- Tareas
a. Imprime del extracto sobre Lázaro y los fariseos todo lo que va desde "El apóstol sabe" hasta "que no lo es.".
b. Escribe la continuación del extracto sobre Lázaro y los fariseos a partir de su última frase.

- Extracto proporcionado

^^^^

El apóstol sabe muy bien que los milagros no son remedios contra la
incredulidad. Si Lázaro y sus hermanas hubieran creído hacer algún favor al
triunfo de Cristo, «ayudándole» con un supuesto milagro, habrían demostrado,
entre otras cosas, muy corta inteligencia y mucho desconocimiento de la
realidad. Habrían, en definitiva, acelerado su muerte. Porque los fariseos poco
hubieran tenido que temer de Cristo si éste hubiera sido un impostor. Era el
conocimiento de su poder divino lo que les empujaba a la acción, porque eso era
lo que le volvía verdaderamente peligroso. No niegan sus milagros. Al
contrario: lo que les alarma es precisamente que hace muchos, y que la gente le
seguirá cada vez en mayor número. Estrecharán el cerco, no porque le crean un
impostor, sino porque se dan cuenta de que no lo es.

^^^^

- Datos sin procesar
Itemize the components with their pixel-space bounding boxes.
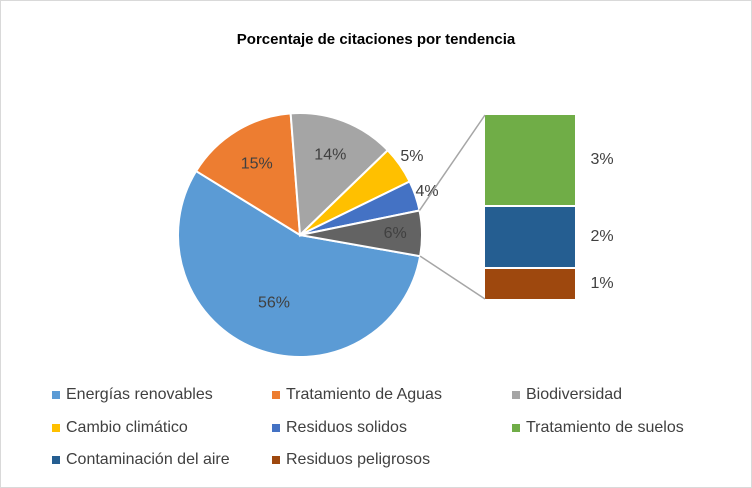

^^^^

- Respuestas por tarea
a.
El apóstol sabe muy bien que los milagros no son remedios contra la
incredulidad. Si Lázaro y sus hermanas hubieran creído hacer algún favor al
triunfo de Cristo, «ayudándole» con un supuesto milagro, habrían demostrado,
entre otras cosas, muy corta inteligencia y mucho desconocimiento de la
realidad. Habrían, en definitiva, acelerado su muerte. Porque los fariseos poco
hubieran tenido que temer de Cristo si éste hubiera sido un impostor. Era el
conocimiento de su poder divino lo que les empujaba a la acción, porque eso era
lo que le volvía verdaderamente peligroso. No niegan sus milagros. Al
contrario: lo que les alarma es precisamente que hace muchos, y que la gente le
seguirá cada vez en mayor número. Estrecharán el cerco, no porque le crean un
impostor, sino porque se dan cuenta de que no lo es.

b.
Jesús lo sabe. Tenía razón en el fondo Tomás al decir que subir a Jerusalén era
ascender a la muerte. Jesús no sólo se ha metido en la madriguera del lobo,
sino que le ha provocado con un milagro irrefutable. La resurrección de Lázaro
no dejaba escapatoria: o creían en éI, o le mataban. Y habían decidido no creer
en él. Por eso esta resurrección era el sello de su muerte. Pero aún no había
llegado su hora. Por eso señala el evangelista que, después de estos hechos,
Jesús ya no andaba en público entre los judíos; antes se fue a una región
próxima al desierto, a una ciudad llamada Efrem, y allí moraba con los
discípulos (Jn 11, 54).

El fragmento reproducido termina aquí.